- EXCERPT TO READ:
——————
Well, we had one of those mornings.
The kids were in high spirits, yelling and screeching at the tops of their voices, laughing so hard they could barely stand up, pushing each other over and laughing some more, pulling each other around by skipping ropes and laughing some more...
A delightful scene of family harmony, except they were waking their sick father and moving extremely slowly on the jobs that needed to be done before school.
I had several options at this point:
a) join in, laughing and screeching like a banshee as I danced gaily around the loungeroom;
b) explain in quiet and soothing tones that yes, I enjoyed their high spirits, but it was time to knuckle down and get ready;
c) shout at them to stop screaming! hurry up! get ready NOW!
d) threaten dire punishments if they did not stop screaming! hurry up! get ready NOW!
e) enforce punishments without warning in a random and erratic manner;
f) spend the remaining 40 minutes before school expostulating with various children, whether or not they were doing anything wrong.
Well, I'm sorry to say that my response had more in common with options c, d, e & f than with a & b.
1 minute after time to leave for school, and Thomas (4) is attached to the computer like a leech ("just let me kill these people, Mummy!" - he's playing Age of Empires, a surprisingly bloodthirsty game); Ben (7) has still not packed his bag; Lizzy (9) is having her ponytail done and complaining ("that hurts, Mummy! why are you so cross, Mummy?")
4 minutes after time to leave for school and I can't find my keys ANYWHERE! I call Steve to expostulate ("you had them last! where did you put them?" left on his mobile) only to find them where I had left them under a pile of clothes, and to field a return call from him patiently explaining he never used them.
7 minutes after time to leave for school and we're on our way! At school, I cuddle Lizzy and apologise for being cross - can't let her go to school with a cross mother as her last memory. I cuddle Benny, then look in his bag and realise HE'S FORGOTTEN HIS LUNCHBOX! I let him go to school with a cross mother as his last memory.
——————
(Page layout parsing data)
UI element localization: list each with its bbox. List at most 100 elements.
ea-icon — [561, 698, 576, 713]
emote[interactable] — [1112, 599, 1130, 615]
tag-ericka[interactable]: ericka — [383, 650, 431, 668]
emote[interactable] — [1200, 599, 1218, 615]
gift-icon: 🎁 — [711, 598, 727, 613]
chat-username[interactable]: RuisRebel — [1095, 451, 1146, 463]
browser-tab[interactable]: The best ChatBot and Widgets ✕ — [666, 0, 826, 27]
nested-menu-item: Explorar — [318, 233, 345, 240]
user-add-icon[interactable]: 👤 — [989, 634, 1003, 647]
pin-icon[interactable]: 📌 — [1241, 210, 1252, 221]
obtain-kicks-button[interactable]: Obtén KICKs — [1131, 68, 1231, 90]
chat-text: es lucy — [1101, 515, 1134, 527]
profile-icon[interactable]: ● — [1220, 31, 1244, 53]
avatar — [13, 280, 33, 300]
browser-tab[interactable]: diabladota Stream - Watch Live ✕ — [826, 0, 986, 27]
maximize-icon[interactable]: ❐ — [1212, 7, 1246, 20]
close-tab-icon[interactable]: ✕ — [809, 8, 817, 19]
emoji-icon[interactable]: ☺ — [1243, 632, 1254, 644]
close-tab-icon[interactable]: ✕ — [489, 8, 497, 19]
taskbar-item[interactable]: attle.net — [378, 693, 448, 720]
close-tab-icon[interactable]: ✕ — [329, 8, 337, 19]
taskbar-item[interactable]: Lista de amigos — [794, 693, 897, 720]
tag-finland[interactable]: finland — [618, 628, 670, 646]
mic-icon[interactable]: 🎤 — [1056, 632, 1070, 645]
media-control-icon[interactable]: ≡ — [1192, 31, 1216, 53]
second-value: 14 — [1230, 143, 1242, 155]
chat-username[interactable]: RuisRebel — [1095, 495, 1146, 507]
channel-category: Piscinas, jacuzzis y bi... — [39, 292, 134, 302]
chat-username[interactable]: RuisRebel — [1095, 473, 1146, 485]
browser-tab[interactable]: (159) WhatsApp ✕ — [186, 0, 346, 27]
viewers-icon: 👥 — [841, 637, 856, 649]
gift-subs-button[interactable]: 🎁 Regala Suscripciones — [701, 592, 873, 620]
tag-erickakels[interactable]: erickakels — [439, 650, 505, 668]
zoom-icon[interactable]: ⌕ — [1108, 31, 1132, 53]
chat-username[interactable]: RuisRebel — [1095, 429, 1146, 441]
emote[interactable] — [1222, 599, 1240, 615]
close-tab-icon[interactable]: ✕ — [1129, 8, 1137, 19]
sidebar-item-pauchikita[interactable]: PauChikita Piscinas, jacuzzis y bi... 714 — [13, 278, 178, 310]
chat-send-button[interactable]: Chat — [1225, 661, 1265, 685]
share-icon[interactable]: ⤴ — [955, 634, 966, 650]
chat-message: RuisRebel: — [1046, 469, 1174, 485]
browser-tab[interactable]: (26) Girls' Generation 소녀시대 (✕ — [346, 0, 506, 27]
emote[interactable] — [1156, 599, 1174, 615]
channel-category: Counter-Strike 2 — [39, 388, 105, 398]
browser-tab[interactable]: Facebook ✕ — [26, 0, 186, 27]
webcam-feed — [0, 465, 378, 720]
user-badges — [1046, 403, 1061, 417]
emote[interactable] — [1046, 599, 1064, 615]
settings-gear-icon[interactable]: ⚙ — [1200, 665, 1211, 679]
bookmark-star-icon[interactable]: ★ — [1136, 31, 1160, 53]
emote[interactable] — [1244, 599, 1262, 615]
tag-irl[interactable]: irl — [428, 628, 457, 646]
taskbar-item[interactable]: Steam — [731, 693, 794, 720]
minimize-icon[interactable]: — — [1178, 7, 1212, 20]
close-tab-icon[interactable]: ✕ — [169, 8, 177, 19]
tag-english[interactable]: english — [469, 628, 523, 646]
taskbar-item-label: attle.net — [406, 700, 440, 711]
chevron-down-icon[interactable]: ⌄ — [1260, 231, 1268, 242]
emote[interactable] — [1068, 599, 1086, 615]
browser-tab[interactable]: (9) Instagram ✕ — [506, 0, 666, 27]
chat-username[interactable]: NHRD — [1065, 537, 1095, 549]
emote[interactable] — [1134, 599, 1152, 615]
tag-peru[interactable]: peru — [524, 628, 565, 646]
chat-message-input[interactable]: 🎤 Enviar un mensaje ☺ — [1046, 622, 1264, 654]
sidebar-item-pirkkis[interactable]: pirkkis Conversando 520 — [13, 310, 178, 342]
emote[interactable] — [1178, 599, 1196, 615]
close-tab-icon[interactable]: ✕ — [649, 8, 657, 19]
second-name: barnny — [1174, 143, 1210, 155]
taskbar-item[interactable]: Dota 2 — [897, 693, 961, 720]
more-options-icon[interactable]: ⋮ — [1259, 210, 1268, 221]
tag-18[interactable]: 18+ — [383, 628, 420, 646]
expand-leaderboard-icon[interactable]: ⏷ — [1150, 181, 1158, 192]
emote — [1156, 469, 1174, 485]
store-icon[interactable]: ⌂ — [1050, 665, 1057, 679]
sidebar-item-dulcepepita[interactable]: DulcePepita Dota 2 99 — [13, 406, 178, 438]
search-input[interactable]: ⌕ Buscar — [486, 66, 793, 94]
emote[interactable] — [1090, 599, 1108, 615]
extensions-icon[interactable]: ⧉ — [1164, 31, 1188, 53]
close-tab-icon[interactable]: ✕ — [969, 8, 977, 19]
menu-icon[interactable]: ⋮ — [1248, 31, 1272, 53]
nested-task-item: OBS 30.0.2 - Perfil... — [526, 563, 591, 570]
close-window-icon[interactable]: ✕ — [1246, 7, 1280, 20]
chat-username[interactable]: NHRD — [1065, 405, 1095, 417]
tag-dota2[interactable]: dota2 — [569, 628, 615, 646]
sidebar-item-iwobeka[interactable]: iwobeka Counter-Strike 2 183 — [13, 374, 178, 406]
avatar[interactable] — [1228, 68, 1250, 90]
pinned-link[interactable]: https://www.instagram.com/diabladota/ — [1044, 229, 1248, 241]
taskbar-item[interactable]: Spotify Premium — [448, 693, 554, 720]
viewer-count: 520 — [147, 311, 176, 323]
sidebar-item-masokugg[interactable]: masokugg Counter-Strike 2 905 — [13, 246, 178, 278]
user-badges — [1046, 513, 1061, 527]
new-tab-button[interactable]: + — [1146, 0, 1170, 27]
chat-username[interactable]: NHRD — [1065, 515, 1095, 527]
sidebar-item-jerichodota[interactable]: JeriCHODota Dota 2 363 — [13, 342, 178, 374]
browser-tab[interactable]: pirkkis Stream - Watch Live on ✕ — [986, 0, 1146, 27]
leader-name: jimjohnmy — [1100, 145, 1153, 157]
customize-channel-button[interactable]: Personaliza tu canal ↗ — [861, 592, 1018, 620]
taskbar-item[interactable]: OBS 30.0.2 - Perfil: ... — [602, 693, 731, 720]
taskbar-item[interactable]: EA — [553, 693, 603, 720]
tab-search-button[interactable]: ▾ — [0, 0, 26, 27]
——————
- WHAT IS NEEDED: Write the next part of the story about the hectic school morning, starting right after its last sentence. You don't need the records for this.

- RESPONSE:
Go home, pick up said lunchbox, return to school (and yes, if you're wondering, I do believe in letting kids take responsibility for their own mistakes, but I have visions of a hungry and miserable child.)
As I turn into a parking spot near Ben's classroom, I scrape the side of another car (not too badly, thankfully). AAARGH! Leave phone number with a very forgiving and sympathetic mother (who has also been bringing a forgotten lunchbox to school). Try not to think about the possible expenses we are about to incur. (My own heavenly father's discipline, more gentle and timely than mine?)
Go into the classroom and leave Ben's lunchbox. Feel so guilty about the morning, that I wait for Ben to appear (he's running a message for the teacher) so I can kiss him goodbye. He runs off cheerfully, and wipes the kiss off his cheek, apparently unaffected by the whole experience.
So that's it, a snippet of real life from the Williams household. Welcome to mayhem, impatience, anger, love, stress, apologies, and forgiveness.
2 comments:
Jean,
Just letting you know that I am thoroughly enjoying your blogs. You poor thing, that sounded like a shocking start to the day. I hope the rest of it turns out ok.
Rachel
Jean,
I had a tear in my eye at the end of this one. A good giggle and lots of refreshing honesty. I loved it!